= Exercise requirements =
Collect each line of the records containing the string "DOWNWELLING".

[Records that describe figures]
........
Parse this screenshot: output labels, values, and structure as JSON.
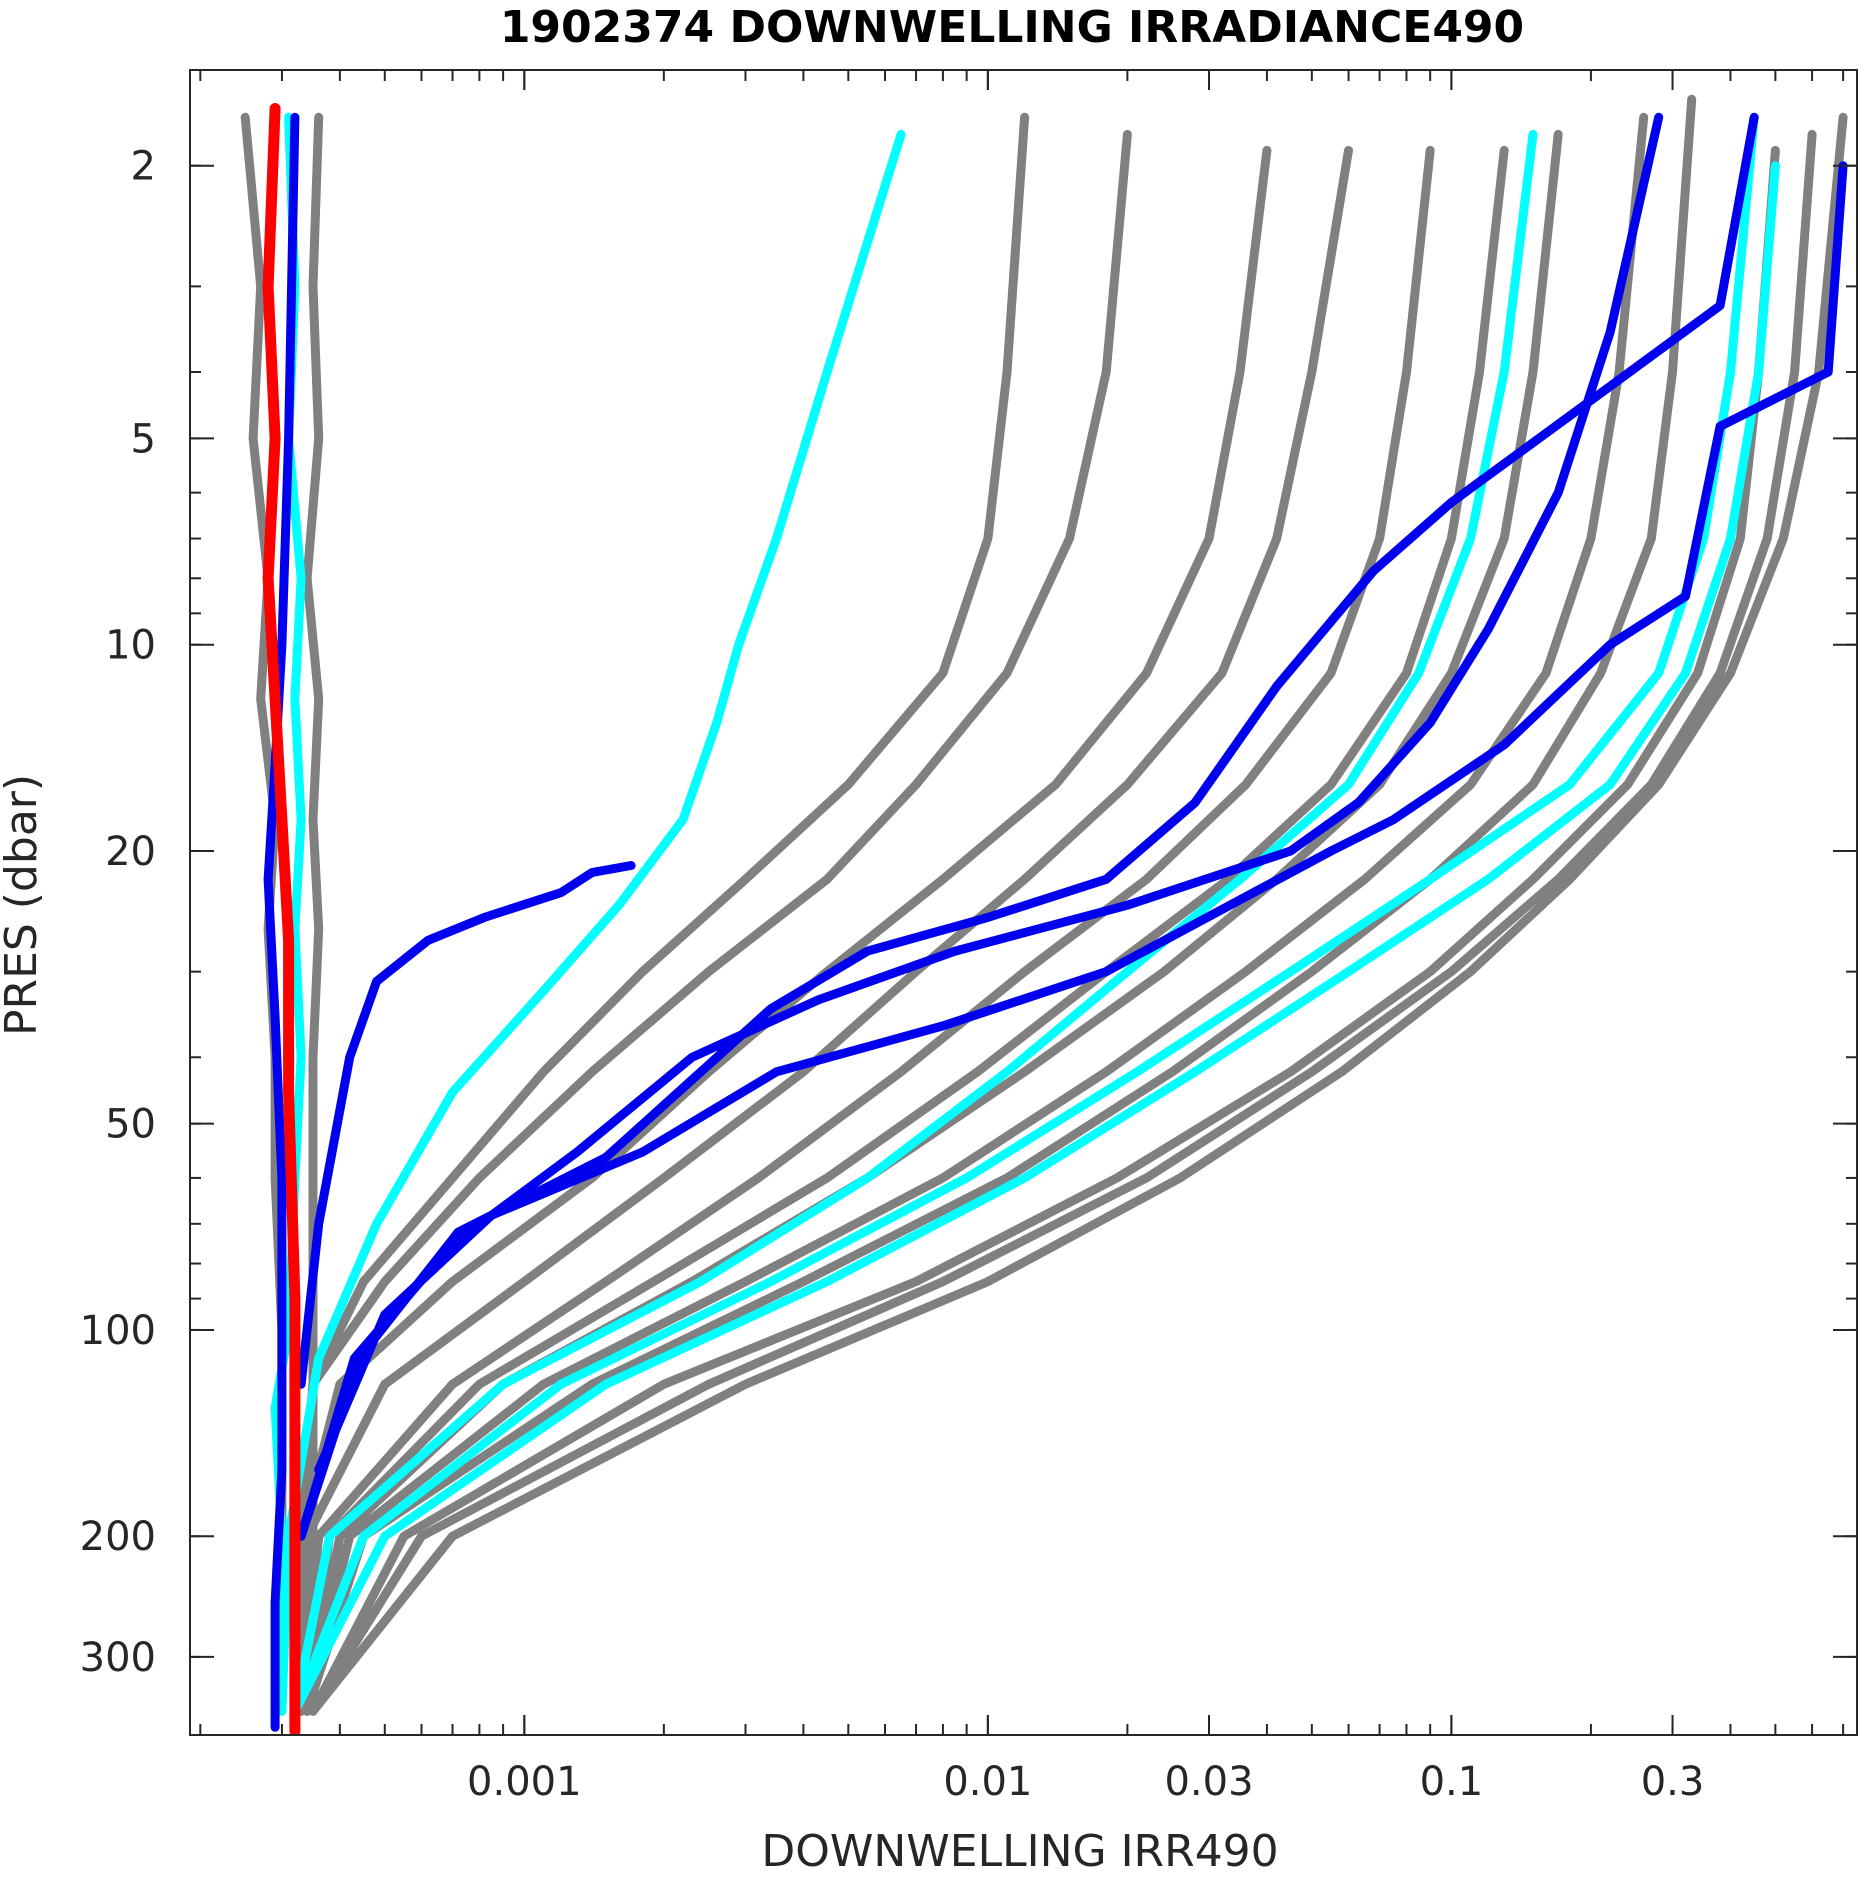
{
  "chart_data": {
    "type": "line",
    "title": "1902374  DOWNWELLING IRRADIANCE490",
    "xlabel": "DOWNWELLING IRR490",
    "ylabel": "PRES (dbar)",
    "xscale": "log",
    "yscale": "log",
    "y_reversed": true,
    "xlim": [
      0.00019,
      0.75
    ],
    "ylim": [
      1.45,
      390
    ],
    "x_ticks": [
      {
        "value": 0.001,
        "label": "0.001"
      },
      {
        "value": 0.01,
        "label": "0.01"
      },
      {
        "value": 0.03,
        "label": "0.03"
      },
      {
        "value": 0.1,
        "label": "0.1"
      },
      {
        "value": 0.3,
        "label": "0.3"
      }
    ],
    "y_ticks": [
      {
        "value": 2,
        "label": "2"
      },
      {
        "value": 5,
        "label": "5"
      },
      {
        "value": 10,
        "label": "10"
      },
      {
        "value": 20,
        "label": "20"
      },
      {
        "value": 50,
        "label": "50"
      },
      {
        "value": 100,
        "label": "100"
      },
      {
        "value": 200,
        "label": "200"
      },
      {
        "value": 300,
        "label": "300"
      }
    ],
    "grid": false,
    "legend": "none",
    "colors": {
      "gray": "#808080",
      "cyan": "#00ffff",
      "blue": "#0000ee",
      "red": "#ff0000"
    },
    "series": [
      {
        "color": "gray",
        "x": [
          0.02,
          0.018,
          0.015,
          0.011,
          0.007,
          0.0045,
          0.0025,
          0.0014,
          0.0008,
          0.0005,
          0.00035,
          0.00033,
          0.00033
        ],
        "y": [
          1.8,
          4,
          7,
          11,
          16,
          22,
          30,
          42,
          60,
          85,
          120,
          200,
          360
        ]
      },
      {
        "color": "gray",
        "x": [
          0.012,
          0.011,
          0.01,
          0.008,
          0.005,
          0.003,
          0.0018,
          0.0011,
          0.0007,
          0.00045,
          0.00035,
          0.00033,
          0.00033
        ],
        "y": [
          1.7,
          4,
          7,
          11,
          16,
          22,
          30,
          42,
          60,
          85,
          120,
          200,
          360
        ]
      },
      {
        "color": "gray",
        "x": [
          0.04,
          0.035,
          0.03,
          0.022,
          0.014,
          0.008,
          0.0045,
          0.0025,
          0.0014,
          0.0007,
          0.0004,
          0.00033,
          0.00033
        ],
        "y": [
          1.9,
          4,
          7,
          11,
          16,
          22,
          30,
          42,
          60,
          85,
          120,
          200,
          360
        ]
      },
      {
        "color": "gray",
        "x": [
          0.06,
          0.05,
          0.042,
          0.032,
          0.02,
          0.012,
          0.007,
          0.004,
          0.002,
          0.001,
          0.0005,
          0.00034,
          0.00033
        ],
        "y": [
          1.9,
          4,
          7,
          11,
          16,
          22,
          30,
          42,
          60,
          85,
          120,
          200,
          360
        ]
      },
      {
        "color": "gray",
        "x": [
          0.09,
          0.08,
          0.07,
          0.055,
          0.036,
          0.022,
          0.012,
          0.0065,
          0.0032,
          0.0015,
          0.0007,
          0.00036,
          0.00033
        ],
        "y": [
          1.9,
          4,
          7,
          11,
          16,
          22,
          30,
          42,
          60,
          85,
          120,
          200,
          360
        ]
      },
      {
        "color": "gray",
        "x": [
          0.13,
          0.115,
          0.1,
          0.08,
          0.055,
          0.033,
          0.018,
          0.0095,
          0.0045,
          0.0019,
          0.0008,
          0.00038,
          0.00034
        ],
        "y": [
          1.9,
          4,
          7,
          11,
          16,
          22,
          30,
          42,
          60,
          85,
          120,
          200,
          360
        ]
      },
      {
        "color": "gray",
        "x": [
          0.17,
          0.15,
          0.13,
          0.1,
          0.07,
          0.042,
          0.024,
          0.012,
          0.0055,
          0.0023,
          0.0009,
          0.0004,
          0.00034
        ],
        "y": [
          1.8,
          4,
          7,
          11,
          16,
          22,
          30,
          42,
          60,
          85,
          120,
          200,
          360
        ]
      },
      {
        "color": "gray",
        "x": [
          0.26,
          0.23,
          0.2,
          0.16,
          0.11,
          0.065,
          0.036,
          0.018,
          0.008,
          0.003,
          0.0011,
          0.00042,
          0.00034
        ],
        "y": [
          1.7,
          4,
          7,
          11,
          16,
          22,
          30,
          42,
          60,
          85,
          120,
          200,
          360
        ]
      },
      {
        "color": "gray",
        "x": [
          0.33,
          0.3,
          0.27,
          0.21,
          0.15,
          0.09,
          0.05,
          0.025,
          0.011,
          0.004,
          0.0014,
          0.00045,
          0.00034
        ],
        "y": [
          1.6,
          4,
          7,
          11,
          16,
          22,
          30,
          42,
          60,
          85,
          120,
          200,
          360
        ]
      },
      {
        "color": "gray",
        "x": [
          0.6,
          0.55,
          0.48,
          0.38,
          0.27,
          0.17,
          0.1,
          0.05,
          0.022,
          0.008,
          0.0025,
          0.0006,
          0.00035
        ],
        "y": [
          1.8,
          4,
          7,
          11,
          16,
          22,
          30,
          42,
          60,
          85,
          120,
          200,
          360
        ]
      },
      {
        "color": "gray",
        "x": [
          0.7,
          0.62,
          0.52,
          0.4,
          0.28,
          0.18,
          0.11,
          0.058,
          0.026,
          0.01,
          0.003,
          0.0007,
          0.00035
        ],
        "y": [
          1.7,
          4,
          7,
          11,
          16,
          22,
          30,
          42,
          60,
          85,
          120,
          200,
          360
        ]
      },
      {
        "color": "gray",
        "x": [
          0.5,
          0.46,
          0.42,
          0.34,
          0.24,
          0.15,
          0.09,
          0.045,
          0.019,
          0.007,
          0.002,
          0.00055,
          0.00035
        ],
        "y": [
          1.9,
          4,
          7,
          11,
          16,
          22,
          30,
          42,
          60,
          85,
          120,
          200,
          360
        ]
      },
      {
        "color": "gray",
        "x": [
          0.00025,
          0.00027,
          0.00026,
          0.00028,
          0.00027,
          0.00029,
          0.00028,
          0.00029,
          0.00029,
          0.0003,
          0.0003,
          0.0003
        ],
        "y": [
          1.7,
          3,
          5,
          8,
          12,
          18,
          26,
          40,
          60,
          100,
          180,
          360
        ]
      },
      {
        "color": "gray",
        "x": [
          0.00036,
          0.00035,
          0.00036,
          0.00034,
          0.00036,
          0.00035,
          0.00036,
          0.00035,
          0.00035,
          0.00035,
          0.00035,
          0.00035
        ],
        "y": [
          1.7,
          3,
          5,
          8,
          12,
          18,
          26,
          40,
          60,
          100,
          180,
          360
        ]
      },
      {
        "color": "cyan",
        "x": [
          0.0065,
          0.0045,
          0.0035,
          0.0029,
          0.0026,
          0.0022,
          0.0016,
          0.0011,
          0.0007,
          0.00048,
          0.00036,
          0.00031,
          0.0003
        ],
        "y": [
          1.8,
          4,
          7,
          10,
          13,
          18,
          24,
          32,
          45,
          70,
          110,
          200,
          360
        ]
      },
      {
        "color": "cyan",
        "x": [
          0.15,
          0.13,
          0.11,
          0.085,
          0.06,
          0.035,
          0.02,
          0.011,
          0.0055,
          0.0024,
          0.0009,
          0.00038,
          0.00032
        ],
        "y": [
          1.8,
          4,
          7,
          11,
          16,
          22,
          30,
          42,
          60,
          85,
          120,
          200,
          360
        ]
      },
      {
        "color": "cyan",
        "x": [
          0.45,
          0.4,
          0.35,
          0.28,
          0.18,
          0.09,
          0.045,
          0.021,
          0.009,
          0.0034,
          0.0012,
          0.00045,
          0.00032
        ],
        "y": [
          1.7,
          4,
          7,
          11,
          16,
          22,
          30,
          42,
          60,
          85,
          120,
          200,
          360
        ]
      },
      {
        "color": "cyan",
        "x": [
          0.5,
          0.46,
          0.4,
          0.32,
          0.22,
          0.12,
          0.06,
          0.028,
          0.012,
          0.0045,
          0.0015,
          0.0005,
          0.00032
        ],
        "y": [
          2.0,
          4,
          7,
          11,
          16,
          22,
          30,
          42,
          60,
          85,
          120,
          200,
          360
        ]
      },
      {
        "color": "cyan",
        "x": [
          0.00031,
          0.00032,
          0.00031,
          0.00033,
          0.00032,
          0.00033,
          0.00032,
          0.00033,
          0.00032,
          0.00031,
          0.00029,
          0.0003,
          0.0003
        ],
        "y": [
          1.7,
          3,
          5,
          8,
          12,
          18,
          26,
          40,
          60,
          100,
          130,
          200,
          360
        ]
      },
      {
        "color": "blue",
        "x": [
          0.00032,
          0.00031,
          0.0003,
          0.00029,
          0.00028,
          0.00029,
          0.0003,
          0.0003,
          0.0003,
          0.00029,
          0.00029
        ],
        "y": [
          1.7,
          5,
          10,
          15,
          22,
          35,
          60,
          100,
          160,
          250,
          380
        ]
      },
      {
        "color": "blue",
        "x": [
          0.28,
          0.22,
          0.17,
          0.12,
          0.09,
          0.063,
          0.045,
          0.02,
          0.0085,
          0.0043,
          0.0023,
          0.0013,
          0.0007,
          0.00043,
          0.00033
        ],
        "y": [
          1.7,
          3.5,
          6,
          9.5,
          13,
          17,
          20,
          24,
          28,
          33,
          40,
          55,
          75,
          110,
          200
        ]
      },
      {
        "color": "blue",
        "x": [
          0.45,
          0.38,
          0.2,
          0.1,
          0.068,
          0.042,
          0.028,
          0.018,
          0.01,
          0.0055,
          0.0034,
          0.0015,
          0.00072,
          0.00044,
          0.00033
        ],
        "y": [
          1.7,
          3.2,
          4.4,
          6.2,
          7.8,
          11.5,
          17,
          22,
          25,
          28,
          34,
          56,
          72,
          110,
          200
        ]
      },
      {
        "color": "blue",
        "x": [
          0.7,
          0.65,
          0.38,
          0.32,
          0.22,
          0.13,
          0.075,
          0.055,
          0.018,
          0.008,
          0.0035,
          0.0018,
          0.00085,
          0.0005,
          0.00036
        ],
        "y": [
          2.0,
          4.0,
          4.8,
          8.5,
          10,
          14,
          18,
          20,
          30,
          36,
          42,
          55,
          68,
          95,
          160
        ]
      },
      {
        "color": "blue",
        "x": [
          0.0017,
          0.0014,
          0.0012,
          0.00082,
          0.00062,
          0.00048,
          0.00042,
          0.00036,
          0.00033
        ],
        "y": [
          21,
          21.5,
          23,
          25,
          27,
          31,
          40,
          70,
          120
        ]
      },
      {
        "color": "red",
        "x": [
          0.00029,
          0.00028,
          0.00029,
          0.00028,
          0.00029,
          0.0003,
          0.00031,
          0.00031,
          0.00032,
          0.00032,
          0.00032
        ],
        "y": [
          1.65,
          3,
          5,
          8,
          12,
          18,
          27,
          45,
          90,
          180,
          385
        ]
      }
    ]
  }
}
........
= The answer =
    "title": "1902374  DOWNWELLING IRRADIANCE490",
    "xlabel": "DOWNWELLING IRR490",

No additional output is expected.